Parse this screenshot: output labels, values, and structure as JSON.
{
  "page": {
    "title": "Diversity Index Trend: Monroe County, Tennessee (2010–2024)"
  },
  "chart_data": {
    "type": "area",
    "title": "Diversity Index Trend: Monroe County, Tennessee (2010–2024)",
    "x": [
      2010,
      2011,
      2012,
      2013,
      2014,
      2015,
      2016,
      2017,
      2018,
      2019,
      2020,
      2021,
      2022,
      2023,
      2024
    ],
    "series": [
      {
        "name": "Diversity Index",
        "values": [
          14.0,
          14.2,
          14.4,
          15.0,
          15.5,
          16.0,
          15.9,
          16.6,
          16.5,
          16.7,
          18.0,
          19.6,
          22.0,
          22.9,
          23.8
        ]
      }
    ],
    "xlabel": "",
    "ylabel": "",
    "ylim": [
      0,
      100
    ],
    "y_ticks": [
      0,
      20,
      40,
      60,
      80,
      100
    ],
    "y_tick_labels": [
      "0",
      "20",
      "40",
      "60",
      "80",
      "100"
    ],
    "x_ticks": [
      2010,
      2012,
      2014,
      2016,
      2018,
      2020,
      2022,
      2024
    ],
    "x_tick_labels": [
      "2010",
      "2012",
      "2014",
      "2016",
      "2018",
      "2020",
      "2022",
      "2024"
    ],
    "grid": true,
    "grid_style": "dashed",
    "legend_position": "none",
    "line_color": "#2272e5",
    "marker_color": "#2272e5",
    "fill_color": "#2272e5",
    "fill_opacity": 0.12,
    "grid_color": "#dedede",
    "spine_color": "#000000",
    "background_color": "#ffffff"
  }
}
==
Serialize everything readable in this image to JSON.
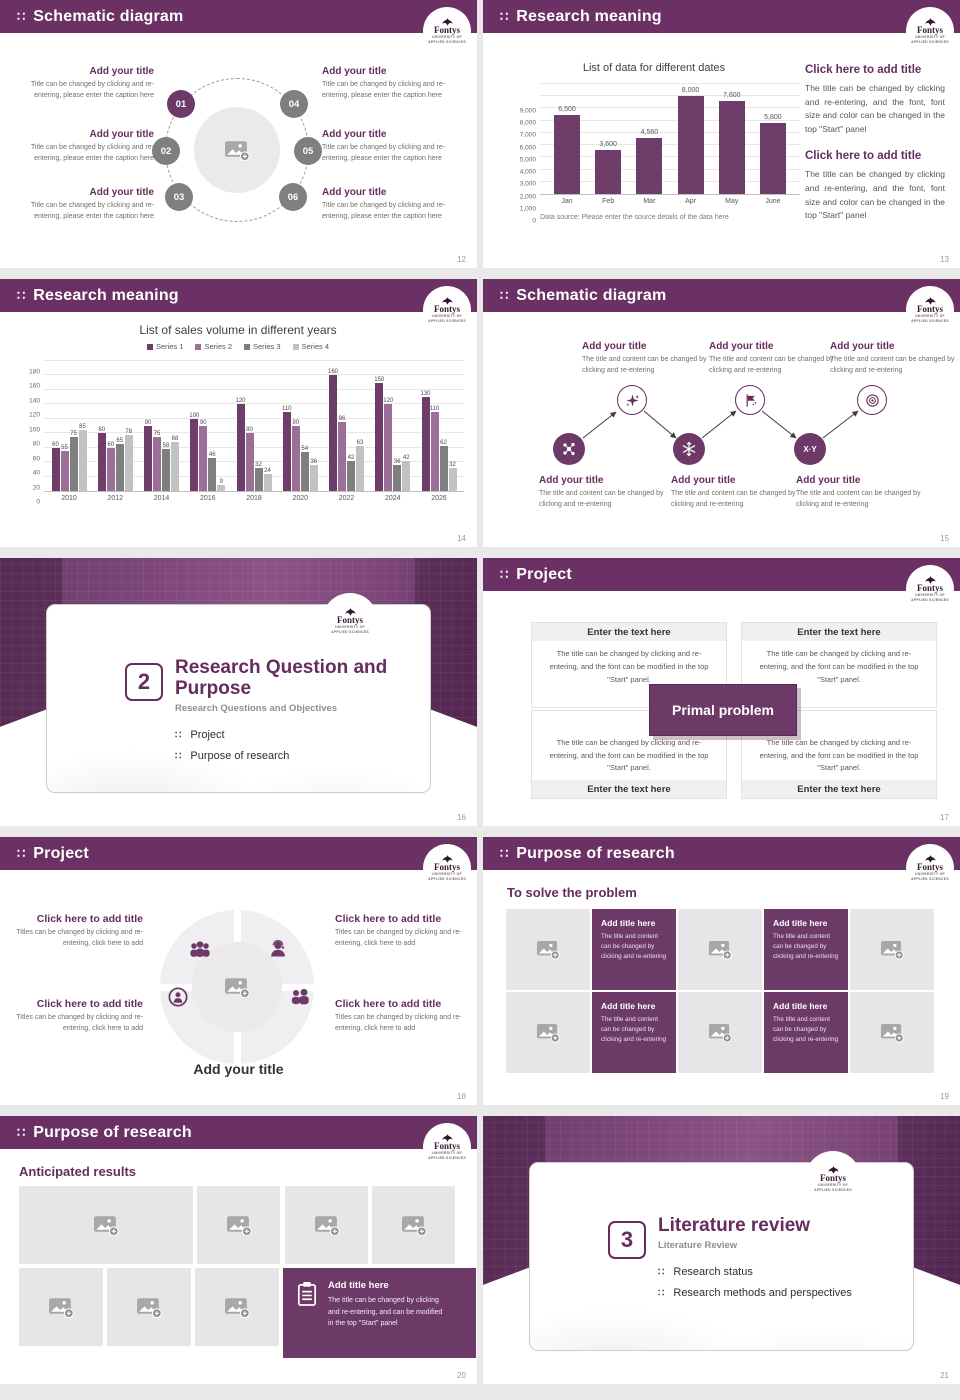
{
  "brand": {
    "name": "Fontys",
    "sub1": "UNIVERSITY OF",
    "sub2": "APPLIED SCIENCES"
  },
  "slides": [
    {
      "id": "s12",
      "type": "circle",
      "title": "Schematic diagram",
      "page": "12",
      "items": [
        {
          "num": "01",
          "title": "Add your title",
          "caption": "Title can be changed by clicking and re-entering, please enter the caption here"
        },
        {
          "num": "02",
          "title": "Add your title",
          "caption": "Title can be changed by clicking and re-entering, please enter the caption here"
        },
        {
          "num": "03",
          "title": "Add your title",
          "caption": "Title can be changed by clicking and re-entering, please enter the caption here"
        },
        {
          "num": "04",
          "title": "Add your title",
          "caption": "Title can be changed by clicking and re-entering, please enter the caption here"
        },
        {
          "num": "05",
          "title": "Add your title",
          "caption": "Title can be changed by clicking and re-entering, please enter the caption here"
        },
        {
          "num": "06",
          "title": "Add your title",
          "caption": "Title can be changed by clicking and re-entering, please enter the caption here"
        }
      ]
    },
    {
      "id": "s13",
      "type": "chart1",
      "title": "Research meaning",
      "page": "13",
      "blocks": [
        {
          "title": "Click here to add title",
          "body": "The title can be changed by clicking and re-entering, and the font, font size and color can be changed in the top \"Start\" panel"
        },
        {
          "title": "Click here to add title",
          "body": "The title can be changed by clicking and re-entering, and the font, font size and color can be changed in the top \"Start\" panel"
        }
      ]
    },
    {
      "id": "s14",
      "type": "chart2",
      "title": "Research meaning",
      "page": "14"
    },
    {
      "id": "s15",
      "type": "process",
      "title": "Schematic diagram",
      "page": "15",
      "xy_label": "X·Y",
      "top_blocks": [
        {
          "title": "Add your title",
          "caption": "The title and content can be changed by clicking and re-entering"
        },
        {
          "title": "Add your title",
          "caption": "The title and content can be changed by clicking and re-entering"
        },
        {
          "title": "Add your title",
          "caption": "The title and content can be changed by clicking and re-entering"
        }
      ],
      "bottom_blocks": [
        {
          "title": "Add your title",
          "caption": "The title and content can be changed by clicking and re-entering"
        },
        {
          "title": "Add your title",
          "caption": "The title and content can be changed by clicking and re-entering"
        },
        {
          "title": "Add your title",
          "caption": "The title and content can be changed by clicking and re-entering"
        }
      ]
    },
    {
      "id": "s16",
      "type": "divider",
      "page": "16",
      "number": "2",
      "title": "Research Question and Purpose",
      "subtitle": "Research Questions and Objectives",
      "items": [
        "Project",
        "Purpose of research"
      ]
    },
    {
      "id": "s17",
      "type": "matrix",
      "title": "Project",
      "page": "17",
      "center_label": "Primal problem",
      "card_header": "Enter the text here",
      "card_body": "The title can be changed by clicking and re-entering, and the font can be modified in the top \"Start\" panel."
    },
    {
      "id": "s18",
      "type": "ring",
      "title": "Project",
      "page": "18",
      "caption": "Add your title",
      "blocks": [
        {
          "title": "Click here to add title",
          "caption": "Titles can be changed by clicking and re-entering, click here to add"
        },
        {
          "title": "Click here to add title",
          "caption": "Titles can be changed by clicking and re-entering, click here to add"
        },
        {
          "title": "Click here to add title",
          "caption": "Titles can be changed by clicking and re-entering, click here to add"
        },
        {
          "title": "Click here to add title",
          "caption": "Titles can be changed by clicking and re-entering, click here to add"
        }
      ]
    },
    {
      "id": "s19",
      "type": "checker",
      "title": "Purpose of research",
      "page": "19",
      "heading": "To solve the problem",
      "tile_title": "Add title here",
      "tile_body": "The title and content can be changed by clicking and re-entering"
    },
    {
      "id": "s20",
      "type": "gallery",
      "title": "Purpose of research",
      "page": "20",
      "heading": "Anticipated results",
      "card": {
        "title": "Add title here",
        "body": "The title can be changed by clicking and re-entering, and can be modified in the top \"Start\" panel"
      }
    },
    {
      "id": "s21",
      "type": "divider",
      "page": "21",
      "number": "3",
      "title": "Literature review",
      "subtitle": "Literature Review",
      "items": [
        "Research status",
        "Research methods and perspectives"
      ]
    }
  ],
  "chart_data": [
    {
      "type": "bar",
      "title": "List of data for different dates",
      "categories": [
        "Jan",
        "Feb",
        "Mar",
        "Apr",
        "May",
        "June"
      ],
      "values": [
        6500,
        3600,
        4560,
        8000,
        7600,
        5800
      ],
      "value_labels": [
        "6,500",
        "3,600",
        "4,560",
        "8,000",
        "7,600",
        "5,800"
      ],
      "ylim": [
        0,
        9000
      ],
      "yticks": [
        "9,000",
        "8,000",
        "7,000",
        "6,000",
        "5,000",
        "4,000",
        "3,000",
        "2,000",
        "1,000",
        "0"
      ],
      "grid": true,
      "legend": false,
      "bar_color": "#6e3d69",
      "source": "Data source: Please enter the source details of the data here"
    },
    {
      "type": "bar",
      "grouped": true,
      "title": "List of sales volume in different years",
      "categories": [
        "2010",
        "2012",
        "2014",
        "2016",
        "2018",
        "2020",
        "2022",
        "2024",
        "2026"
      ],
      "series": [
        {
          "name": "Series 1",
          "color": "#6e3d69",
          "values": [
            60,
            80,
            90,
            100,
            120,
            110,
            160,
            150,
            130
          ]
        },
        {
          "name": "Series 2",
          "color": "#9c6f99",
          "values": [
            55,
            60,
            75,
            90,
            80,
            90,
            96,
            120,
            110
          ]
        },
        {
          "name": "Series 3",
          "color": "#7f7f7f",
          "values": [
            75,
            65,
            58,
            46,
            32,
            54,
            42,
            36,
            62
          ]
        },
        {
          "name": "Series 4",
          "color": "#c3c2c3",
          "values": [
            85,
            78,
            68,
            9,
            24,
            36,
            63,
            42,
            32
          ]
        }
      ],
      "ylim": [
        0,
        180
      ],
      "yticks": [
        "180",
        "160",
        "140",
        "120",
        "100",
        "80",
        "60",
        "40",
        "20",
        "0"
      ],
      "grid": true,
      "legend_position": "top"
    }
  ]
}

**REQUIREMENT**
Report back each line of the entries that holds the string "Start".

**OUTPUT OF THE TASK**
          "body": "The title can be changed by clicking and re-entering, and the font, font size and color can be changed in the top \"Start\" panel"
          "body": "The title can be changed by clicking and re-entering, and the font, font size and color can be changed in the top \"Start\" panel"
      "card_body": "The title can be changed by clicking and re-entering, and the font can be modified in the top \"Start\" panel."
        "body": "The title can be changed by clicking and re-entering, and can be modified in the top \"Start\" panel"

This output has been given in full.